**Problem details:** Quote the lines below exactly, from the one that holds "Give me a plain-text" through the final line of the records, and only those.
___ Dataset extract
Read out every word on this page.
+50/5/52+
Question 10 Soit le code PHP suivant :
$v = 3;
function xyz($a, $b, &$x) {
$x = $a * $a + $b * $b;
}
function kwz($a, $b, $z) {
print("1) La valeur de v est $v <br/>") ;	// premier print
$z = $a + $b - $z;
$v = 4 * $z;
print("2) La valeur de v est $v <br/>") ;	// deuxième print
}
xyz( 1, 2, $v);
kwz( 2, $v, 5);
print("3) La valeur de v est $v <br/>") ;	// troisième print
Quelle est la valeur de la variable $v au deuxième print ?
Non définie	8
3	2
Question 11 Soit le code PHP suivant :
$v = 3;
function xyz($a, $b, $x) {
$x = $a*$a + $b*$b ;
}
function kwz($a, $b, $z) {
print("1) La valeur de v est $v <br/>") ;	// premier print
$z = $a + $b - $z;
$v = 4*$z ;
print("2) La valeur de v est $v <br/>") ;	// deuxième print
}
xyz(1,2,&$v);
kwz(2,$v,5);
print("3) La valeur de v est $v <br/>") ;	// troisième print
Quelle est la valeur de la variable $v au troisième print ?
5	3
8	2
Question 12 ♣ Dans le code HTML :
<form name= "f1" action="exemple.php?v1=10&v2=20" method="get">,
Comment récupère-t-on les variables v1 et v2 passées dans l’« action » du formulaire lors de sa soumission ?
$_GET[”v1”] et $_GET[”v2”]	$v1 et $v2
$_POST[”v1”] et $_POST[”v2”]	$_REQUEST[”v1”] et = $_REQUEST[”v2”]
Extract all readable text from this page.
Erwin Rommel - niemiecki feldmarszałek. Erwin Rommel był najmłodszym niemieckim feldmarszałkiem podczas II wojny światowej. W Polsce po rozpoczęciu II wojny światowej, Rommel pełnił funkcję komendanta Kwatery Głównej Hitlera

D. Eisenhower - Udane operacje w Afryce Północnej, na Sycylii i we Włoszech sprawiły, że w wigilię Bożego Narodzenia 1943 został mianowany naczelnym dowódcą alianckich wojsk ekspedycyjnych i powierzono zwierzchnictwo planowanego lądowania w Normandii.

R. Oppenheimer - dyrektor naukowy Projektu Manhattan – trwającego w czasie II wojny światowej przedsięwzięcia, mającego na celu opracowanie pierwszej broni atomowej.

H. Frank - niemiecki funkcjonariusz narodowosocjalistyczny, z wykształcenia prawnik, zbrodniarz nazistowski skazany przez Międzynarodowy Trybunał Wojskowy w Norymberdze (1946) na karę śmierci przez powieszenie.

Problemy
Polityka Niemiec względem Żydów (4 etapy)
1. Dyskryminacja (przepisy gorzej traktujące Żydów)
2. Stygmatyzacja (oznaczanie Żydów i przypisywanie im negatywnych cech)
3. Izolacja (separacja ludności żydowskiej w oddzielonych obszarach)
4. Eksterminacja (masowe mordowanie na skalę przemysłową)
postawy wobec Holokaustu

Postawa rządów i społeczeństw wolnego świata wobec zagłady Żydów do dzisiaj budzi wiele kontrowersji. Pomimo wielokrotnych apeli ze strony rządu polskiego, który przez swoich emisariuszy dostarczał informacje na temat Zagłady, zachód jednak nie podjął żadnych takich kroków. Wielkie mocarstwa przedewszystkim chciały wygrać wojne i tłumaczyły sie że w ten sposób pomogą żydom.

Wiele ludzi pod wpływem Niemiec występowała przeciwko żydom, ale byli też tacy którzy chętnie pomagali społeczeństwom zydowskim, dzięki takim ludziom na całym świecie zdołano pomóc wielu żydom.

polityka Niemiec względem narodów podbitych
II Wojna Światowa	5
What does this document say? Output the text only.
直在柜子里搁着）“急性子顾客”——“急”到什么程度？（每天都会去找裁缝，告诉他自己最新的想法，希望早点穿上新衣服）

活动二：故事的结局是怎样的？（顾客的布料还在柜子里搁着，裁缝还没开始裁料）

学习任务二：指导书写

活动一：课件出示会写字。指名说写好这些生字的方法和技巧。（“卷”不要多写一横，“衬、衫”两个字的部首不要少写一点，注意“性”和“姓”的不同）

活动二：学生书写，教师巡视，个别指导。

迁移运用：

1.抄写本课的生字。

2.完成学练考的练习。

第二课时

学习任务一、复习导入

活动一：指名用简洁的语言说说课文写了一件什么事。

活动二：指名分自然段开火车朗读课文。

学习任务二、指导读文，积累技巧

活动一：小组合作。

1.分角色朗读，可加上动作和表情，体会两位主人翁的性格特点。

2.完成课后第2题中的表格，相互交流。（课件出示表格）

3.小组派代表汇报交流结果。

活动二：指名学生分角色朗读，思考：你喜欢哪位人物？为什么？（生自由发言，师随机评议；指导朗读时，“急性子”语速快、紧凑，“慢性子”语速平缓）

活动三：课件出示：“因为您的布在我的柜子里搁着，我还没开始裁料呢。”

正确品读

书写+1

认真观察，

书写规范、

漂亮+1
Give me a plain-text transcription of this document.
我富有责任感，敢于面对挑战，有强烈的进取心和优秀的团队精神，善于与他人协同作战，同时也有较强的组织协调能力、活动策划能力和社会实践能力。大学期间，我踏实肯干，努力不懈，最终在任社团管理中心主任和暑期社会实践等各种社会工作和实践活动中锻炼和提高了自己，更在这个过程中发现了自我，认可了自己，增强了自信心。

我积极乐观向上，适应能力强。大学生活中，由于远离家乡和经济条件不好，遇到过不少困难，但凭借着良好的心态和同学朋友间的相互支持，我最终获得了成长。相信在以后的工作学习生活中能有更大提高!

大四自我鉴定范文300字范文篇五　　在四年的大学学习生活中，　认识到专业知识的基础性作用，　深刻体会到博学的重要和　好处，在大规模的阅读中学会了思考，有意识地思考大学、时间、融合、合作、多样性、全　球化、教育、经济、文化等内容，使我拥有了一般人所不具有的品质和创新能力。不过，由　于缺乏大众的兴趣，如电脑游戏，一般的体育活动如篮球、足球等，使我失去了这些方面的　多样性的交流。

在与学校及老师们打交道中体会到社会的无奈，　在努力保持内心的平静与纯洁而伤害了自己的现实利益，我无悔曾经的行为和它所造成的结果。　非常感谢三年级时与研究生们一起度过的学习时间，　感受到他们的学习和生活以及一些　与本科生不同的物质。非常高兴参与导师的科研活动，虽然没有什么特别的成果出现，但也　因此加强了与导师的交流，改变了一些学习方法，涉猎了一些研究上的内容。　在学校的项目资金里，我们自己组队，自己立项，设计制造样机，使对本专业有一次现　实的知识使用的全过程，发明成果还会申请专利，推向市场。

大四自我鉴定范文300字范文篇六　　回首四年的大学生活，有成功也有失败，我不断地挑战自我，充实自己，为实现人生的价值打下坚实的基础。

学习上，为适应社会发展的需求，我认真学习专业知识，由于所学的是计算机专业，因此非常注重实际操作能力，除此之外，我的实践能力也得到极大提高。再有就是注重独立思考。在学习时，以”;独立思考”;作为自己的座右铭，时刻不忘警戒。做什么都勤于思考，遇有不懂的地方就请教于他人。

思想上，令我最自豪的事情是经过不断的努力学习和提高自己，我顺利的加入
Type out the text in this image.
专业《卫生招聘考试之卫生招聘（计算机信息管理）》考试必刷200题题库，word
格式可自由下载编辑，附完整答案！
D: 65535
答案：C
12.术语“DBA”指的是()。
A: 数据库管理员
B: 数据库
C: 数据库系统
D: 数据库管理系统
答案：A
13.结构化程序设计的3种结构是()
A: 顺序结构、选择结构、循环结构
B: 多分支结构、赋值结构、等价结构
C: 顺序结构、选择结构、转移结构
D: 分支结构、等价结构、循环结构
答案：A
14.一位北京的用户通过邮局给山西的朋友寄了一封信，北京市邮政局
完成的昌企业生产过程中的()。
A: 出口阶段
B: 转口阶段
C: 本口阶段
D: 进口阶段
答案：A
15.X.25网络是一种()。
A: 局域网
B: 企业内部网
______
**Answer for the task:**
Give me a plain-text transcription of this document.
我富有责任感，敢于面对挑战，有强烈的进取心和优秀的团队精神，善于与他人协同作战，同时也有较强的组织协调能力、活动策划能力和社会实践能力。大学期间，我踏实肯干，努力不懈，最终在任社团管理中心主任和暑期社会实践等各种社会工作和实践活动中锻炼和提高了自己，更在这个过程中发现了自我，认可了自己，增强了自信心。

我积极乐观向上，适应能力强。大学生活中，由于远离家乡和经济条件不好，遇到过不少困难，但凭借着良好的心态和同学朋友间的相互支持，我最终获得了成长。相信在以后的工作学习生活中能有更大提高!

大四自我鉴定范文300字范文篇五　　在四年的大学学习生活中，　认识到专业知识的基础性作用，　深刻体会到博学的重要和　好处，在大规模的阅读中学会了思考，有意识地思考大学、时间、融合、合作、多样性、全　球化、教育、经济、文化等内容，使我拥有了一般人所不具有的品质和创新能力。不过，由　于缺乏大众的兴趣，如电脑游戏，一般的体育活动如篮球、足球等，使我失去了这些方面的　多样性的交流。

在与学校及老师们打交道中体会到社会的无奈，　在努力保持内心的平静与纯洁而伤害了自己的现实利益，我无悔曾经的行为和它所造成的结果。　非常感谢三年级时与研究生们一起度过的学习时间，　感受到他们的学习和生活以及一些　与本科生不同的物质。非常高兴参与导师的科研活动，虽然没有什么特别的成果出现，但也　因此加强了与导师的交流，改变了一些学习方法，涉猎了一些研究上的内容。　在学校的项目资金里，我们自己组队，自己立项，设计制造样机，使对本专业有一次现　实的知识使用的全过程，发明成果还会申请专利，推向市场。

大四自我鉴定范文300字范文篇六　　回首四年的大学生活，有成功也有失败，我不断地挑战自我，充实自己，为实现人生的价值打下坚实的基础。

学习上，为适应社会发展的需求，我认真学习专业知识，由于所学的是计算机专业，因此非常注重实际操作能力，除此之外，我的实践能力也得到极大提高。再有就是注重独立思考。在学习时，以”;独立思考”;作为自己的座右铭，时刻不忘警戒。做什么都勤于思考，遇有不懂的地方就请教于他人。

思想上，令我最自豪的事情是经过不断的努力学习和提高自己，我顺利的加入
Type out the text in this image.
专业《卫生招聘考试之卫生招聘（计算机信息管理）》考试必刷200题题库，word
格式可自由下载编辑，附完整答案！
D: 65535
答案：C
12.术语“DBA”指的是()。
A: 数据库管理员
B: 数据库
C: 数据库系统
D: 数据库管理系统
答案：A
13.结构化程序设计的3种结构是()
A: 顺序结构、选择结构、循环结构
B: 多分支结构、赋值结构、等价结构
C: 顺序结构、选择结构、转移结构
D: 分支结构、等价结构、循环结构
答案：A
14.一位北京的用户通过邮局给山西的朋友寄了一封信，北京市邮政局
完成的昌企业生产过程中的()。
A: 出口阶段
B: 转口阶段
C: 本口阶段
D: 进口阶段
答案：A
15.X.25网络是一种()。
A: 局域网
B: 企业内部网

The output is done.